▶ Page text:

There may, indeed, be times when circumstances will call out for a presumption that the creditor does fall into a disfavored class, but that should not affect the ultimate burden of persuasion. See Semilof v. Waskew (In re Waskew), 191 B.R. 34, 36-38 (Bankr. S.D.N.Y.1995) (creditor must establish that debtor committed a defalcation while acting as fiduciary, but may benefit from statutory presumption of diversion under state’s lien law); Erie Materials, Inc. v. Oot (In re Oot), 112 B.R. 497, 500-01 (Bankr.N.D.N.Y.1989) (creditor must establish that the debt arose through defalcation for § 523(a)(4) exception to apply, but may benefit from a statutory presumption or inference of diversion under state hen law). But see Cappella v. Little (In re Little), 163 B.R. 497, 503 (Bankr.E.D.Mich.1994) (creditor must as a preliminary matter establish that the debtor received funds in fiduciary capacity, then burden shifts to debtor to prove they were properly applied).
In short, I would not destabilize this area of bankruptcy law by erecting a special bur*1465den of persuasion for this single discharge exception. The burden should begin and remain with the creditor. In this case it should be Otto’s.
Beyond that, I cannot agree with Otto, regardless of where the burden of persuasion lies. The bankruptcy judge, who is the trier of fact, believed Niles, and she explained that each one of the items making up the $9,512.23 amount was based upon a mere error of accounting of one kind or another. One part was an error in entering an interest payment from the borrower which was, in fact, never even received. Another part was a misplaced parenthesis. Those were amounts which, she said, had never even existed. The final component was an amount forgiven by the creditor because he had been charging the somewhat excessive interest rate of 25% per annum on a loan. Again, if believed, she satisfactorily responded to any burden placed upon her. Given her evidence and “no rebuttal testimony,” the bankruptcy judge chose to believe her. Once believed, she should have and did prevail. That was not affected by the burden of persuasion because all of the weight was on one side—• Niles’.
Finally, I agree that the bankruptcy court should have decided the interest issues and would remand for that purpose. I, however, would not attempt to give further guidance or instructions on the subject because we do not have the complete picture before us. For example, we do not know the terms of the settlement agreement or of the state court judgment, both of which probably merged all of Otto’s separate claims into one. In the face of that uncertainty, I hesitate to issue an advisory opinion on what ultimate decision might be called for.
Thus, because I disagree with Otto’s position on both the law and the facts, I respectfully dissent from the majority opinion’s determination in part II regarding the $9,512.13 amount, although I concur with part III and in a portion of part IV of that opinion.

. All statutory references are to Title 11 of the United States Code.

▶ Task instructions: Rewrite the part of the dissent that opens with "Thus, because I" and closes with "of that opinion.", swapping "respectfully" for "reluctantly".

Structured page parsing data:
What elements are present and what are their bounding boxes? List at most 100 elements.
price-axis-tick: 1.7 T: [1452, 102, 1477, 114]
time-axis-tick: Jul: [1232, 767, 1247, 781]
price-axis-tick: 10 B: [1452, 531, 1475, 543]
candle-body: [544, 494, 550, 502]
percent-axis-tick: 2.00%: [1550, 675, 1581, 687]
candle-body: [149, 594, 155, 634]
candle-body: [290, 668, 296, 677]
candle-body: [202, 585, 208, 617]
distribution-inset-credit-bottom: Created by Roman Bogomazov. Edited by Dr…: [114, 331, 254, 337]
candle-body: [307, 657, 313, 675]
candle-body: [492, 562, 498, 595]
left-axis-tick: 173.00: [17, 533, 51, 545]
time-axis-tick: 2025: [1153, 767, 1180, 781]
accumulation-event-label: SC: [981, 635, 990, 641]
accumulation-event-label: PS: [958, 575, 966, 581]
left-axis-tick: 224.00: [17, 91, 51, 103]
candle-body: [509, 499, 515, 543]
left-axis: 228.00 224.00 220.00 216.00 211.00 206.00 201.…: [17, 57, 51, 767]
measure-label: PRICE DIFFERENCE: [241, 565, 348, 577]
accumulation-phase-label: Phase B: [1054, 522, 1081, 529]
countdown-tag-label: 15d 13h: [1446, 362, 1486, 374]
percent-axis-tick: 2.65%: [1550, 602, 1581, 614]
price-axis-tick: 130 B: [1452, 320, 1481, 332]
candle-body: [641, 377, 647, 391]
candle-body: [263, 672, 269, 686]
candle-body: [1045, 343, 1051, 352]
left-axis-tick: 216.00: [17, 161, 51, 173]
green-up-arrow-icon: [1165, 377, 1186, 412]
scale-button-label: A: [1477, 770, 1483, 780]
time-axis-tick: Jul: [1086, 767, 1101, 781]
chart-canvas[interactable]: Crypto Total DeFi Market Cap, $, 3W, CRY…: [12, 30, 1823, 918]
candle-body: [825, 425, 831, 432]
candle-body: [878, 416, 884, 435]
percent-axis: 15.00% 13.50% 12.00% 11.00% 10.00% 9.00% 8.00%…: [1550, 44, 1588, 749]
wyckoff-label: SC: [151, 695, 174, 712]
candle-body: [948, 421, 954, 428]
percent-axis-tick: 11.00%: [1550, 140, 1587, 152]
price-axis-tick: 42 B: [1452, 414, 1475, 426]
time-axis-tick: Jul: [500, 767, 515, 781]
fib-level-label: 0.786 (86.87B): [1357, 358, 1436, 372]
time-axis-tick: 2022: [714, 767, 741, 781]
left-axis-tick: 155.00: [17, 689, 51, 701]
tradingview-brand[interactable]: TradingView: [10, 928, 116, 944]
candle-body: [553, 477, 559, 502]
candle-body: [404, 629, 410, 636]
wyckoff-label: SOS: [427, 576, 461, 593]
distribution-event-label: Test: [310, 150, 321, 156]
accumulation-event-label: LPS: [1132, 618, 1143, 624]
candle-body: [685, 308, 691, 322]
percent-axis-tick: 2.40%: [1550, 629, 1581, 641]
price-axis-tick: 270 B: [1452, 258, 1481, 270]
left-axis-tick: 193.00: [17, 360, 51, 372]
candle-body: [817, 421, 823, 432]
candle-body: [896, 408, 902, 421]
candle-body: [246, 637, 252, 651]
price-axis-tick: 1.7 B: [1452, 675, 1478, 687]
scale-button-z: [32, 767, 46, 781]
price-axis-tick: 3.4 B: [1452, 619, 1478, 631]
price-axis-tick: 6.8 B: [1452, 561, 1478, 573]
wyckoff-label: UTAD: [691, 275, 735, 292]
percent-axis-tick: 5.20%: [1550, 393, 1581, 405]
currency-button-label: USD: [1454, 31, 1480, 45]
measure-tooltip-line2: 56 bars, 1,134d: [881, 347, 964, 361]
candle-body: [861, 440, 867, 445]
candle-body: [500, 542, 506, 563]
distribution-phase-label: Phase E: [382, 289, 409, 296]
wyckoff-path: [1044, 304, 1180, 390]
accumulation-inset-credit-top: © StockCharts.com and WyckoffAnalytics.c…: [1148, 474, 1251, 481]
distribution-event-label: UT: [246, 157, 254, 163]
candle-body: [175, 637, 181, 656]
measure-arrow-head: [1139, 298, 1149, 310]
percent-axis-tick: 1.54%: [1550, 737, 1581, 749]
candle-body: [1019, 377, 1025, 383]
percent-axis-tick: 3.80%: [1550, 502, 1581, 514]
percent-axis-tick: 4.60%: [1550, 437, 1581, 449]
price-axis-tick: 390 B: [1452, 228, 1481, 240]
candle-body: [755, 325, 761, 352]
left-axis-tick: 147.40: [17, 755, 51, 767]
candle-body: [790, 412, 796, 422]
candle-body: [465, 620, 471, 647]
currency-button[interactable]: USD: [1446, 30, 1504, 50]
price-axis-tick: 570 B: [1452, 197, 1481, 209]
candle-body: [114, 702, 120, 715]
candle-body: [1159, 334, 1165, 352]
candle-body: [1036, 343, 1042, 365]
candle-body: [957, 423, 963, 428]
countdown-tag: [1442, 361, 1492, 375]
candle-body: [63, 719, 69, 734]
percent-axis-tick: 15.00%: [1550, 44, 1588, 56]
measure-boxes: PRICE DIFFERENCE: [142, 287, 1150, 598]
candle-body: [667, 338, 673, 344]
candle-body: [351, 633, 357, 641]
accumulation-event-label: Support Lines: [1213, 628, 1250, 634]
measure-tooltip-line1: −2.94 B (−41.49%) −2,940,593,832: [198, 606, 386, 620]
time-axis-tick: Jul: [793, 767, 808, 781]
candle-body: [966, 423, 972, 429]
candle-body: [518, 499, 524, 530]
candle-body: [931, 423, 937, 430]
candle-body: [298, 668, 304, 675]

▶ Result below:
Thus, because I disagree with Otto’s position on both the law and the facts, I reluctantly dissent from the majority opinion’s determination in part II regarding the $9,512.13 amount, although I concur with part III and in a portion of part IV of that opinion.